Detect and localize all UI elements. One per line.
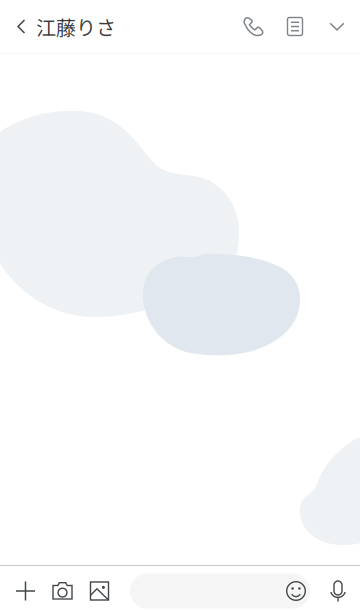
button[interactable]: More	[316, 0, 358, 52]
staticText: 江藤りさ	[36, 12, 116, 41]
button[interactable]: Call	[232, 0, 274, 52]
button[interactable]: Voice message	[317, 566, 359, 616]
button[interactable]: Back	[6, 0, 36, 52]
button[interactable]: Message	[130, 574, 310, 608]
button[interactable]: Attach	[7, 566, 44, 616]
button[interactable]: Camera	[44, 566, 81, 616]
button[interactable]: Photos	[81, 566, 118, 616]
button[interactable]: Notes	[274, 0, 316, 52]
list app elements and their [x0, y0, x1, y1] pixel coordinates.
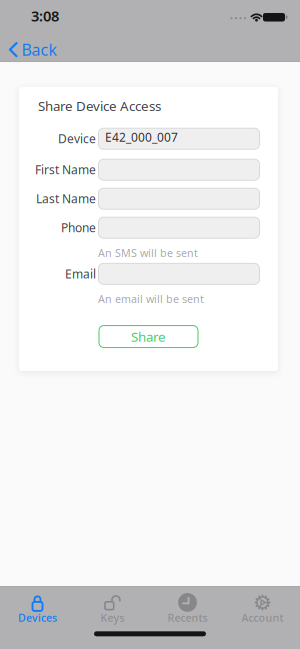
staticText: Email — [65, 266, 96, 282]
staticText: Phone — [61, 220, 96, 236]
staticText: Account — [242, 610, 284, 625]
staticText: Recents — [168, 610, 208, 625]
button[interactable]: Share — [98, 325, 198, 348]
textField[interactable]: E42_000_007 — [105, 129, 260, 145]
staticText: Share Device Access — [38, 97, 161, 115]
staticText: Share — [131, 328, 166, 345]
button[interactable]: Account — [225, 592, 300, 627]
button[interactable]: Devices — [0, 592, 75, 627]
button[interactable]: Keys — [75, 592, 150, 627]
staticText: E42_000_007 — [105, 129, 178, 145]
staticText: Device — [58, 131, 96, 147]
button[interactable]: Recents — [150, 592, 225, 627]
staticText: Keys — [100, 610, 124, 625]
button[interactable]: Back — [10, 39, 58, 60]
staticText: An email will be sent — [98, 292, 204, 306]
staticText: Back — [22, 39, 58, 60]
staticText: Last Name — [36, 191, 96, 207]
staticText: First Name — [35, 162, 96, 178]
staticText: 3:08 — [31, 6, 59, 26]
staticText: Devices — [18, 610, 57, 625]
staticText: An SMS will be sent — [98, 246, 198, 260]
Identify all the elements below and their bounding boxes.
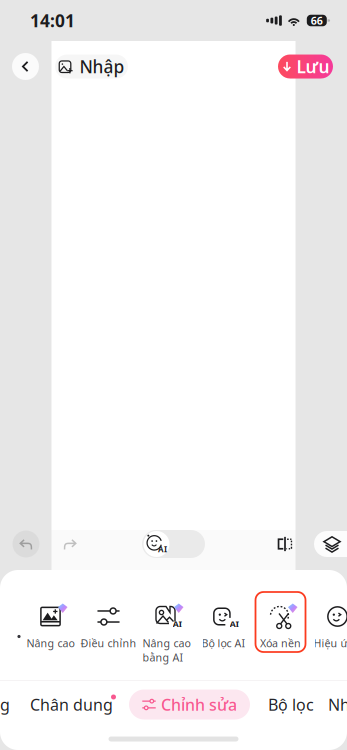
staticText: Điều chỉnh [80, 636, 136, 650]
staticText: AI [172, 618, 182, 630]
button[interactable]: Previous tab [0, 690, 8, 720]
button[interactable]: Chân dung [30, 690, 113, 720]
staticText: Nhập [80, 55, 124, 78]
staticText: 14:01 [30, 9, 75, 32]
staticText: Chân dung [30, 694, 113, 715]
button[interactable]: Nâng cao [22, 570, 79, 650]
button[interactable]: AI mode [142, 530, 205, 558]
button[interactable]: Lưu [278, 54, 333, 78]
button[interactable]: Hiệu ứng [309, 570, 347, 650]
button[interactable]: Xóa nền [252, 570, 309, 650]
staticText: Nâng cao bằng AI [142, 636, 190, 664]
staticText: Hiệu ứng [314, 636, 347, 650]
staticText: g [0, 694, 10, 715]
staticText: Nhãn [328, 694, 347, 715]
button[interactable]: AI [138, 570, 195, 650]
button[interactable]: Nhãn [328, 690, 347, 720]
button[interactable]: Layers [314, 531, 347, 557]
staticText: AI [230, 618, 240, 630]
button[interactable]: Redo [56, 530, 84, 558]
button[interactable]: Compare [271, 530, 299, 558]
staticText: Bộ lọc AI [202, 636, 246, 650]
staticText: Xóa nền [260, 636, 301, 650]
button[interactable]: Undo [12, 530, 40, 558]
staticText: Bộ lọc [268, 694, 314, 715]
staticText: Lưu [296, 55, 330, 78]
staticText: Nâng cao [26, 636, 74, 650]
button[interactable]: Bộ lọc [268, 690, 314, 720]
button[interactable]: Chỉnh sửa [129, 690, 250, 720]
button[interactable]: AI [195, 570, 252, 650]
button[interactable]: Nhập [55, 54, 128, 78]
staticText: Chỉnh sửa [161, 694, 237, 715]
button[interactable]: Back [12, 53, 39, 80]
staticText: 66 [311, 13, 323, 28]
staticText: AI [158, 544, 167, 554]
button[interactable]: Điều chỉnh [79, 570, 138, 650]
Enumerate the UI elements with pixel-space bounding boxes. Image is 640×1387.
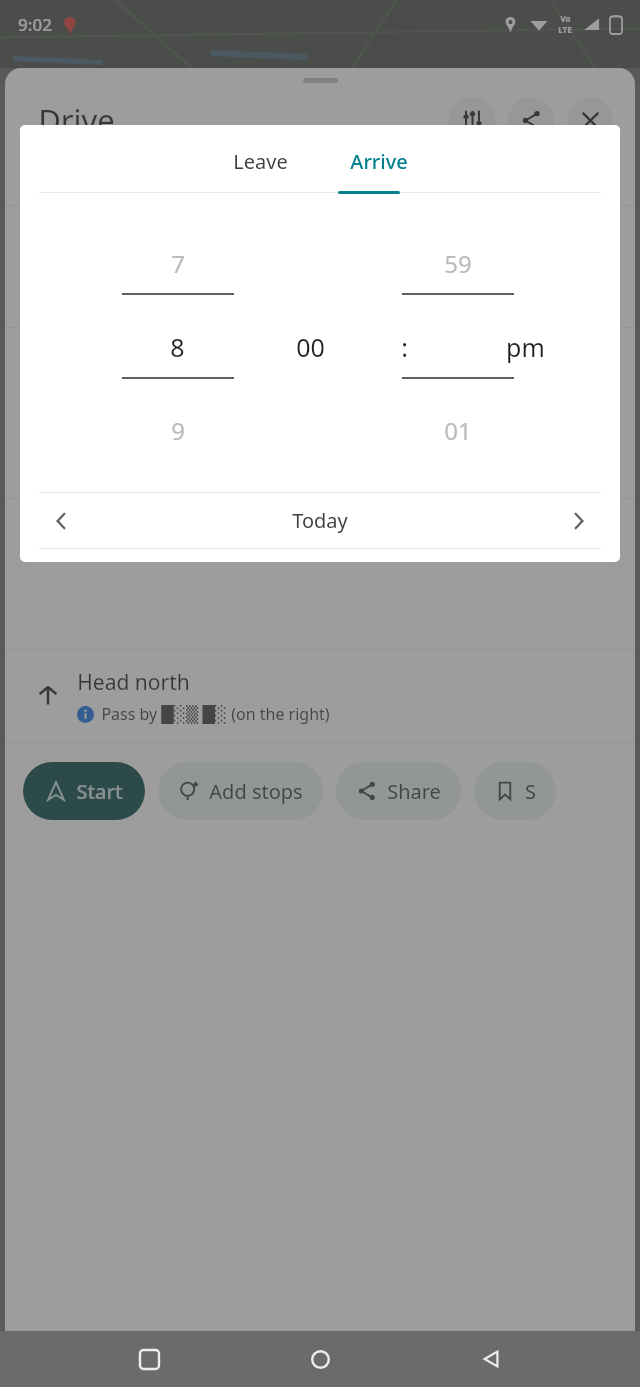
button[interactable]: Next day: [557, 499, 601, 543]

▶ **Problem requirements**: Copy the lines from the entries above word for word, beginning at the line that contains "0, 358, 52]" and ending after the line that contains "574, 310, 608]".

▶ **Full solution**:
button[interactable]: More	[316, 0, 358, 52]
staticText: 江藤りさ	[36, 12, 116, 41]
button[interactable]: Call	[232, 0, 274, 52]
button[interactable]: Voice message	[317, 566, 359, 616]
button[interactable]: Back	[6, 0, 36, 52]
button[interactable]: Message	[130, 574, 310, 608]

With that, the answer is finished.